• [PROBLEM SET]
A. List every time of day at which a post in the thread on stock-return volatility is signed.
B. From the thread on stock-return volatility, reproduce the passage between "You could replace" and "irreparable observator bias.", inclusive.

═════ TEXT SEGMENT

Anybody from Research?

Hi! I hope this is the suitable place to post this question. I have got time series data for daily stock returns. I want to find whether its volatility (as measured by its standard deviation)increased during a particular event. My initial idea was to calculate the S.D. of returns of a few weeks surrounding that event and compare it to the overall S.D. to find out whether there lies a difference. Is it workable? If not what can be a better way? Please suggest. Thanks.--202.52.234.140 07:21, 24 May 2007 (UTC)

You could replace the data (from during the event) with "dummy" data and compare the SD of that time series with the original one. "Dummy" data could be based on some sort of moving average that wouldn't significantly alter the SD so that any change in SD can be attributed entirely and directly to the event.Zain Ebrahim 08:35, 24 May 2007 (UTC)

One word of caution: if the hypothesis of increased volatility was occasioned by looking at the same data to be used for the test, then no test will serve to establish significance, due to irreparable observator bias.

If you use the overall s.d. for comparison, you may be diluting the effect (if real) too much. It is probably better to take a smaller segment, for about as long as a notable effect of the event would be expected to persist (but not too short because of the customary √(n/(n−1)) correction counteracting the s.d. bias in small samples).  --Lambiam^Talk 11:24, 24 May 2007 (UTC)

══════════
═════ RECORD SET

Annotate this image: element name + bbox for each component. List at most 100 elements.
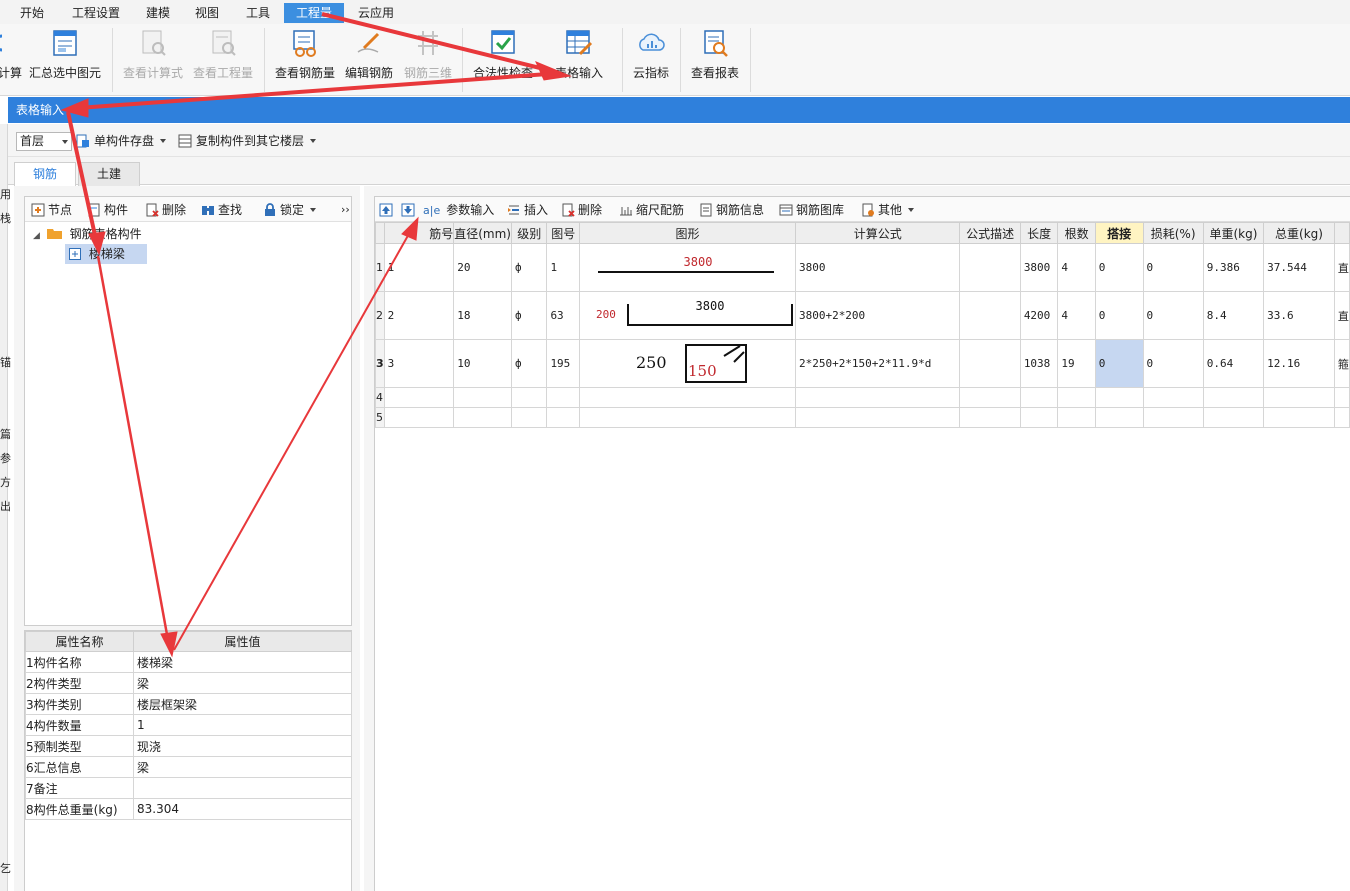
row-number[interactable]: 5 — [375, 407, 385, 428]
loss-cell[interactable]: 0 — [1142, 243, 1204, 292]
length-cell[interactable]: 1038 — [1019, 339, 1059, 388]
property-value[interactable] — [133, 777, 352, 799]
property-value[interactable]: 现浇 — [133, 735, 352, 757]
header-figure-no[interactable]: 图号 — [546, 222, 581, 244]
formula-desc-cell[interactable] — [959, 407, 1021, 428]
total-weight-cell[interactable]: 33.6 — [1263, 291, 1335, 340]
lap-cell[interactable]: 0 — [1094, 339, 1144, 388]
length-cell[interactable]: 3800 — [1019, 243, 1059, 292]
view-rebar-button[interactable]: 查看钢筋量 — [274, 28, 336, 90]
total-weight-cell[interactable]: 12.16 — [1263, 339, 1335, 388]
formula-desc-cell[interactable] — [959, 339, 1021, 388]
table-row[interactable]: 1 1 20 ф 1 3800 3800 3800 4 0 0 9.386 37.544 直 — [375, 243, 1350, 292]
header-length[interactable]: 长度 — [1019, 222, 1059, 244]
property-row[interactable]: 4构件数量 1 — [25, 714, 352, 736]
bar-no-cell[interactable] — [383, 407, 455, 428]
insert-button[interactable]: 插入 — [507, 201, 548, 219]
menu-start[interactable]: 开始 — [14, 4, 50, 22]
scale-rebar-button[interactable]: 缩尺配筋 — [619, 201, 684, 219]
count-cell[interactable] — [1057, 387, 1096, 408]
property-value[interactable]: 83.304 — [133, 798, 352, 820]
unit-weight-cell[interactable]: 8.4 — [1202, 291, 1265, 340]
table-row[interactable]: 5 — [375, 407, 1350, 428]
lap-cell[interactable]: 0 — [1094, 243, 1144, 292]
component-button[interactable]: 构件 — [87, 201, 128, 219]
header-formula[interactable]: 计算公式 — [794, 222, 961, 244]
formula-desc-cell[interactable] — [959, 387, 1021, 408]
property-row[interactable]: 6汇总信息梁 — [25, 756, 352, 778]
overflow-cell[interactable] — [1333, 387, 1350, 408]
tree-child-node[interactable]: 楼梯梁 — [65, 244, 147, 264]
figure-no-cell[interactable] — [546, 387, 581, 408]
header-grade[interactable]: 级别 — [510, 222, 548, 244]
formula-cell[interactable]: 3800+2*200 — [794, 291, 961, 340]
count-cell[interactable]: 4 — [1057, 243, 1096, 292]
header-count[interactable]: 根数 — [1057, 222, 1096, 244]
calculate-button-partial[interactable]: 计算 — [0, 28, 22, 90]
figure-no-cell[interactable]: 1 — [546, 243, 581, 292]
unit-weight-cell[interactable] — [1202, 387, 1265, 408]
property-value[interactable]: 梁 — [133, 672, 352, 694]
header-total-weight[interactable]: 总重(kg) — [1263, 222, 1335, 244]
property-row[interactable]: 7备注 — [25, 777, 352, 799]
menu-modeling[interactable]: 建模 — [140, 4, 176, 22]
delete-row-button[interactable]: 删除 — [561, 201, 602, 219]
row-number[interactable]: 2 — [375, 291, 385, 340]
unit-weight-cell[interactable]: 0.64 — [1202, 339, 1265, 388]
length-cell[interactable] — [1019, 387, 1059, 408]
figure-no-cell[interactable] — [546, 407, 581, 428]
shape-cell[interactable]: 3800 — [579, 243, 796, 292]
grade-cell[interactable]: ф — [510, 339, 548, 388]
formula-cell[interactable]: 2*250+2*150+2*11.9*d — [794, 339, 961, 388]
row-number[interactable]: 1 — [375, 243, 385, 292]
property-row[interactable]: 1构件名称 楼梯梁 — [25, 651, 352, 673]
grade-cell[interactable]: ф — [510, 291, 548, 340]
bar-no-cell[interactable]: 1 — [383, 243, 455, 292]
loss-cell[interactable]: 0 — [1142, 339, 1204, 388]
floor-select[interactable]: 首层 — [16, 132, 72, 151]
property-row[interactable]: 5预制类型 现浇 — [25, 735, 352, 757]
header-shape[interactable]: 图形 — [579, 222, 796, 244]
count-cell[interactable]: 19 — [1057, 339, 1096, 388]
header-loss[interactable]: 损耗(%) — [1142, 222, 1204, 244]
total-weight-cell[interactable] — [1263, 407, 1335, 428]
bar-no-cell[interactable]: 2 — [383, 291, 455, 340]
property-row[interactable]: 3构件类别 楼层框架梁 — [25, 693, 352, 715]
unit-weight-cell[interactable]: 9.386 — [1202, 243, 1265, 292]
property-value[interactable]: 1 — [133, 714, 352, 736]
overflow-cell[interactable]: 箍 — [1333, 339, 1350, 388]
other-button[interactable]: 其他 — [861, 201, 915, 219]
overflow-cell[interactable] — [1333, 407, 1350, 428]
table-row[interactable]: 4 — [375, 387, 1350, 408]
lap-cell[interactable]: 0 — [1094, 291, 1144, 340]
tab-rebar[interactable]: 钢筋 — [14, 162, 76, 187]
length-cell[interactable] — [1019, 407, 1059, 428]
formula-desc-cell[interactable] — [959, 243, 1021, 292]
figure-no-cell[interactable]: 63 — [546, 291, 581, 340]
loss-cell[interactable] — [1142, 387, 1204, 408]
property-row[interactable]: 2构件类型梁 — [25, 672, 352, 694]
property-value[interactable]: 梁 — [133, 756, 352, 778]
diameter-cell[interactable]: 10 — [453, 339, 512, 388]
table-row[interactable]: 2 2 18 ф 63 200 3800 3800+2*200 4200 4 0 0 8.4 33.6 直 — [375, 291, 1350, 340]
rebar-library-button[interactable]: 钢筋图库 — [779, 201, 844, 219]
formula-cell[interactable] — [794, 387, 961, 408]
row-number[interactable]: 3 — [375, 339, 385, 388]
delete-button[interactable]: 删除 — [145, 201, 186, 219]
rebar-3d-button[interactable]: 钢筋三维 — [402, 28, 454, 90]
formula-cell[interactable] — [794, 407, 961, 428]
diameter-cell[interactable]: 18 — [453, 291, 512, 340]
diameter-cell[interactable] — [453, 407, 512, 428]
header-formula-desc[interactable]: 公式描述 — [959, 222, 1021, 244]
menu-cloud-apps[interactable]: 云应用 — [352, 4, 400, 22]
legality-check-button[interactable]: 合法性检查 — [472, 28, 534, 90]
property-value[interactable]: 楼梯梁 — [133, 651, 352, 673]
table-row[interactable]: 3 3 10 ф 195 250 150 2*250+2*150+2*11.9*d 1038 19… — [375, 339, 1350, 388]
shape-cell[interactable] — [579, 387, 796, 408]
menu-view[interactable]: 视图 — [189, 4, 225, 22]
move-up-button[interactable] — [379, 201, 396, 219]
formula-cell[interactable]: 3800 — [794, 243, 961, 292]
parameter-input-button[interactable]: a|e 参数输入 — [423, 201, 494, 219]
unit-weight-cell[interactable] — [1202, 407, 1265, 428]
figure-no-cell[interactable]: 195 — [546, 339, 581, 388]
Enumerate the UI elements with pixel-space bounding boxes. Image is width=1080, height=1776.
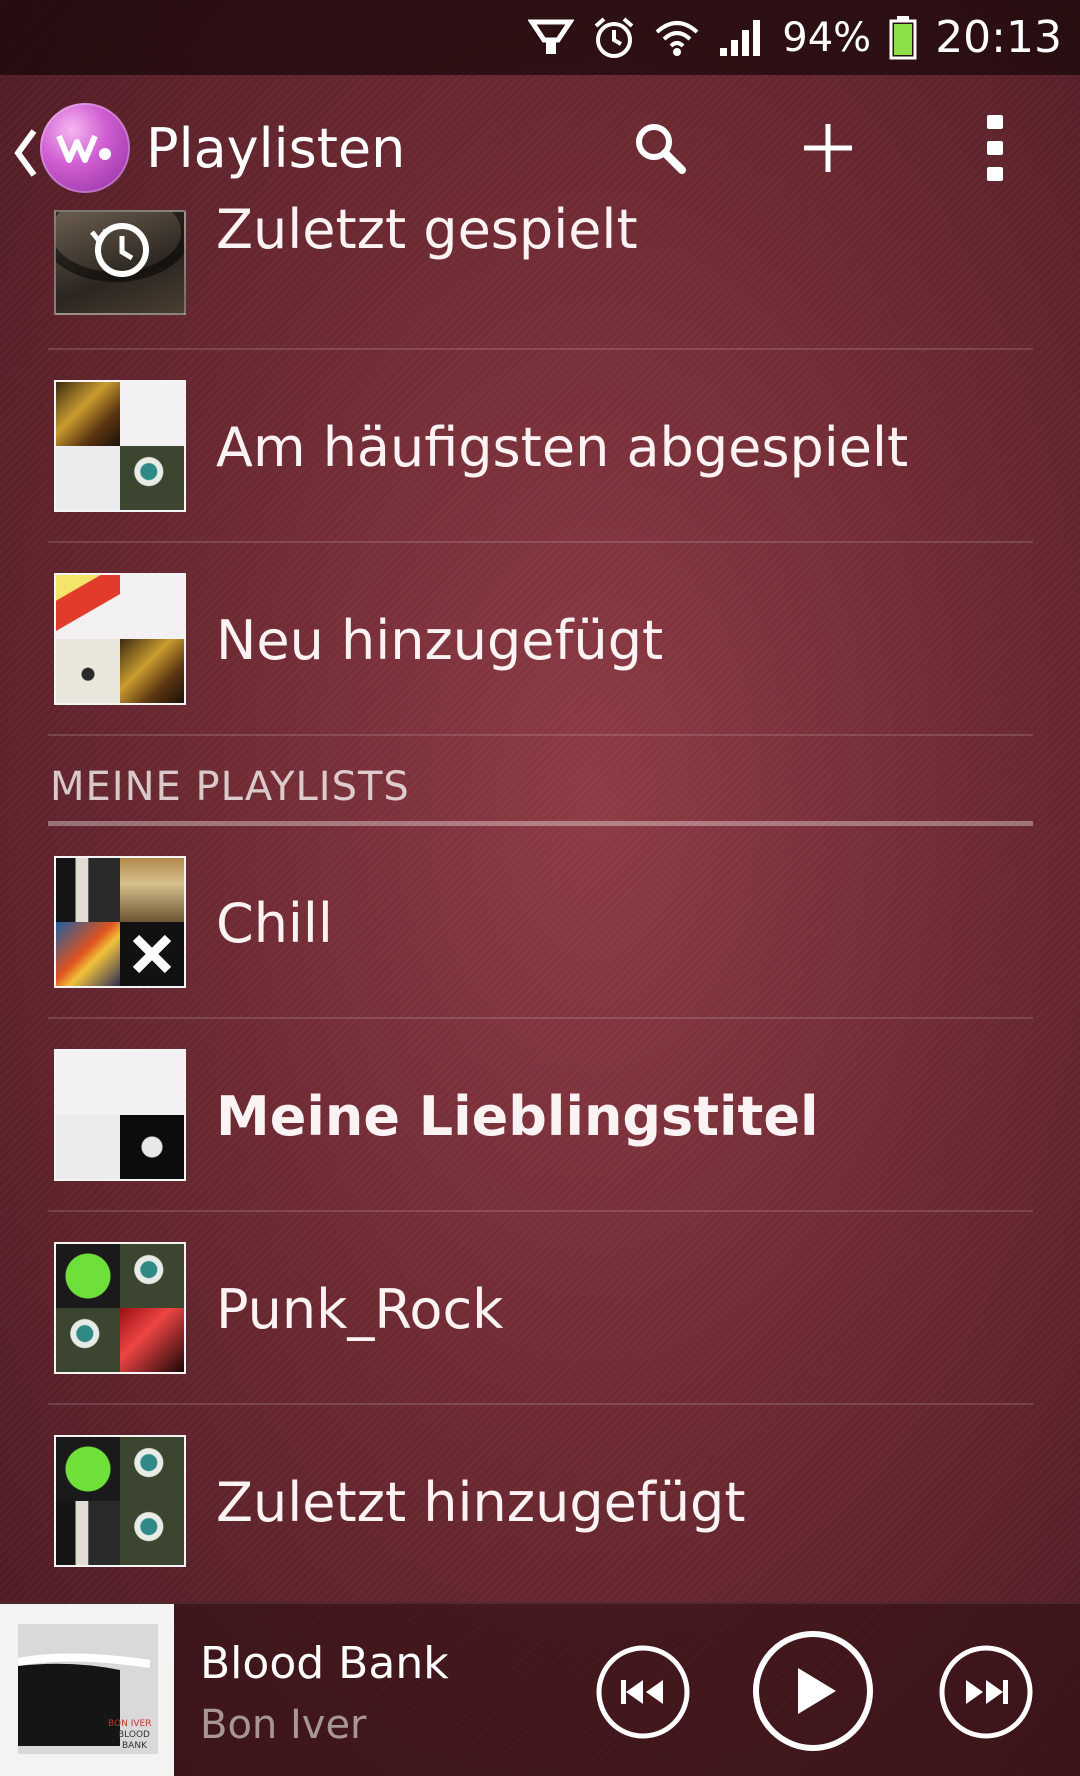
play-icon bbox=[753, 1631, 873, 1751]
walkman-icon[interactable] bbox=[40, 103, 130, 193]
album-art bbox=[56, 1308, 120, 1372]
album-cover-art: BON IVER BLOOD BANK bbox=[0, 1604, 174, 1776]
list-item[interactable]: Zuletzt hinzugefügt bbox=[48, 1405, 1033, 1598]
album-art bbox=[56, 446, 120, 510]
album-art bbox=[120, 1501, 184, 1565]
playlist-name: Chill bbox=[216, 892, 333, 955]
playlist-thumbnail bbox=[54, 380, 186, 512]
playlist-name: Zuletzt hinzugefügt bbox=[216, 1471, 746, 1534]
svg-text:BON IVER: BON IVER bbox=[108, 1719, 151, 1729]
add-icon bbox=[800, 120, 856, 180]
page-title: Playlisten bbox=[146, 117, 406, 180]
album-art bbox=[120, 1051, 184, 1115]
playlist-thumbnail bbox=[54, 1242, 186, 1374]
playlist-thumbnail bbox=[54, 1049, 186, 1181]
clock: 20:13 bbox=[935, 12, 1062, 63]
album-art bbox=[120, 575, 184, 639]
album-art bbox=[120, 639, 184, 703]
x-logo-icon bbox=[132, 934, 172, 974]
list-item[interactable]: Meine Lieblingstitel bbox=[48, 1019, 1033, 1212]
album-art bbox=[56, 639, 120, 703]
track-artist: Bon Iver bbox=[200, 1702, 367, 1748]
search-icon bbox=[632, 120, 688, 180]
history-icon bbox=[56, 212, 184, 282]
playlist-name: Am häufigsten abgespielt bbox=[216, 416, 909, 479]
album-art bbox=[120, 1115, 184, 1179]
list-item[interactable]: Am häufigsten abgespielt bbox=[48, 350, 1033, 543]
section-header-label: MEINE PLAYLISTS bbox=[50, 764, 410, 810]
list-item[interactable]: Neu hinzugefügt bbox=[48, 543, 1033, 736]
play-button[interactable] bbox=[752, 1630, 874, 1752]
battery-percent: 94% bbox=[782, 14, 872, 61]
album-art bbox=[56, 1051, 120, 1115]
svg-text:BLOOD: BLOOD bbox=[118, 1730, 150, 1740]
album-art bbox=[56, 1244, 120, 1308]
previous-icon bbox=[596, 1645, 690, 1739]
album-art bbox=[56, 858, 120, 922]
next-button[interactable] bbox=[938, 1644, 1034, 1740]
album-art bbox=[56, 1115, 120, 1179]
album-art bbox=[56, 382, 120, 446]
previous-button[interactable] bbox=[595, 1644, 691, 1740]
alarm-icon bbox=[592, 13, 636, 63]
album-art bbox=[120, 1437, 184, 1501]
album-art bbox=[56, 1501, 120, 1565]
status-bar: 94% 20:13 bbox=[0, 0, 1080, 75]
playlist-thumbnail bbox=[54, 573, 186, 705]
playlist-name: Neu hinzugefügt bbox=[216, 609, 664, 672]
signal-icon bbox=[718, 13, 764, 63]
album-art bbox=[120, 1244, 184, 1308]
album-art bbox=[120, 446, 184, 510]
playlist-thumbnail bbox=[54, 1435, 186, 1567]
chevron-left-icon[interactable] bbox=[10, 123, 40, 183]
battery-icon bbox=[889, 13, 917, 63]
wifi-icon bbox=[654, 13, 700, 63]
next-icon bbox=[939, 1645, 1033, 1739]
search-button[interactable] bbox=[615, 105, 705, 195]
list-item[interactable]: Zuletzt gespielt bbox=[48, 198, 1033, 350]
list-item[interactable]: Chill bbox=[48, 826, 1033, 1019]
album-art bbox=[56, 575, 120, 639]
svg-text:BANK: BANK bbox=[122, 1741, 148, 1751]
playlist-name: Meine Lieblingstitel bbox=[216, 1085, 819, 1148]
playlist-thumbnail bbox=[54, 856, 186, 988]
overflow-menu-button[interactable] bbox=[950, 105, 1040, 195]
section-header: MEINE PLAYLISTS bbox=[48, 736, 1033, 826]
album-art bbox=[56, 922, 120, 986]
list-item[interactable]: Punk_Rock bbox=[48, 1212, 1033, 1405]
overflow-menu-icon bbox=[985, 113, 1005, 187]
playlist-thumbnail bbox=[54, 210, 186, 315]
album-art bbox=[56, 1437, 120, 1501]
playlist-name: Punk_Rock bbox=[216, 1278, 504, 1341]
now-playing-bar[interactable]: BON IVER BLOOD BANK Blood Bank Bon Iver bbox=[0, 1602, 1080, 1776]
album-art bbox=[120, 858, 184, 922]
album-art bbox=[120, 1308, 184, 1372]
now-playing-album-art[interactable]: BON IVER BLOOD BANK bbox=[0, 1604, 174, 1776]
album-art bbox=[120, 382, 184, 446]
album-art bbox=[120, 922, 184, 986]
playlist-name: Zuletzt gespielt bbox=[216, 198, 638, 261]
track-title: Blood Bank bbox=[200, 1638, 449, 1689]
fieldtest-icon bbox=[528, 13, 575, 63]
add-playlist-button[interactable] bbox=[783, 105, 873, 195]
playlist-list: Zuletzt gespielt Am häufigsten abgespiel… bbox=[0, 198, 1080, 1598]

══════════

• [RESULTS]
A. 07:21, 08:35, 11:24

B.
You could replace the data (from during the event) with "dummy" data and compare the SD of that time series with the original one. "Dummy" data could be based on some sort of moving average that wouldn't significantly alter the SD so that any change in SD can be attributed entirely and directly to the event.Zain Ebrahim 08:35, 24 May 2007 (UTC)

One word of caution: if the hypothesis of increased volatility was occasioned by looking at the same data to be used for the test, then no test will serve to establish significance, due to irreparable observator bias.